Information given:
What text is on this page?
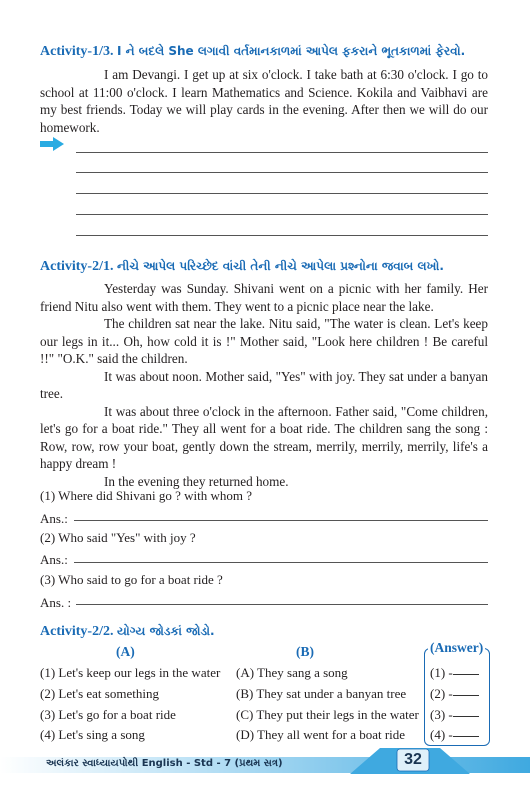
Activity-1/3. I ને બદલે She લગાવી વર્તમાનકાળમાં આપેલ ફકરાને ભૂતકાળમાં ફેરવો.

I am Devangi. I get up at six o'clock. I take bath at 6:30 o'clock. I go to school at 11:00 o'clock. I learn Mathematics and Science. Kokila and Vaibhavi are my best friends. Today we will play cards in the evening. After then we will do our homework.

Activity-2/1. નીચે આપેલ પરિચ્છેદ વાંચી તેની નીચે આપેલા પ્રશ્નોના જવાબ લખો.

Yesterday was Sunday. Shivani went on a picnic with her family. Her friend Nitu also went with them. They went to a picnic place near the lake.

The children sat near the lake. Nitu said, "The water is clean. Let's keep our legs in it... Oh, how cold it is !" Mother said, "Look here children ! Be careful !!" "O.K." said the children.

It was about noon. Mother said, "Yes" with joy. They sat under a banyan tree.

It was about three o'clock in the afternoon. Father said, "Come children, let's go for a boat ride." They all went for a boat ride. The children sang the song : Row, row, row your boat, gently down the stream, merrily, merrily, merrily, life's a happy dream !

In the evening they returned home.

(1) Where did Shivani go ? with whom ?
Ans.:
(2) Who said "Yes" with joy ?
Ans.:
(3) Who said to go for a boat ride ?
Ans. :
Activity-2/2. યોગ્ય જોડકાં જોડો.
(A)	(B)	(Answer)
(1) Let's keep our legs in the water (A) They sang a song	(1) -
(2) Let's eat something	(B) They sat under a banyan tree (2) -
(3) Let's go for a boat ride	(C) They put their legs in the water (3) -
(4) Let's sing a song	(D) They all went for a boat ride (4) -
અલંકાર સ્વાધ્યાયપોથી English - Std - 7 (પ્રથમ સત્ર)	32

Exercise prompt: Keep the pictures out and write out the records exactly.

Correct response:
What text is on this page?
Activity-1/3. I ને બદલે She લગાવી વર્તમાનકાળમાં આપેલ ફકરાને ભૂતકાળમાં ફેરવો.

I am Devangi. I get up at six o'clock. I take bath at 6:30 o'clock. I go to school at 11:00 o'clock. I learn Mathematics and Science. Kokila and Vaibhavi are my best friends. Today we will play cards in the evening. After then we will do our homework.

Activity-2/1. નીચે આપેલ પરિચ્છેદ વાંચી તેની નીચે આપેલા પ્રશ્નોના જવાબ લખો.

Yesterday was Sunday. Shivani went on a picnic with her family. Her friend Nitu also went with them. They went to a picnic place near the lake.

The children sat near the lake. Nitu said, "The water is clean. Let's keep our legs in it... Oh, how cold it is !" Mother said, "Look here children ! Be careful !!" "O.K." said the children.

It was about noon. Mother said, "Yes" with joy. They sat under a banyan tree.

It was about three o'clock in the afternoon. Father said, "Come children, let's go for a boat ride." They all went for a boat ride. The children sang the song : Row, row, row your boat, gently down the stream, merrily, merrily, merrily, life's a happy dream !

In the evening they returned home.

(1) Where did Shivani go ? with whom ?
Ans.:
(2) Who said "Yes" with joy ?
Ans.:
(3) Who said to go for a boat ride ?
Ans. :
Activity-2/2. યોગ્ય જોડકાં જોડો.
(A)	(B)	(Answer)
(1) Let's keep our legs in the water (A) They sang a song	(1) -
(2) Let's eat something	(B) They sat under a banyan tree (2) -
(3) Let's go for a boat ride	(C) They put their legs in the water (3) -
(4) Let's sing a song	(D) They all went for a boat ride (4) -
અલંકાર સ્વાધ્યાયપોથી English - Std - 7 (પ્રથમ સત્ર)	32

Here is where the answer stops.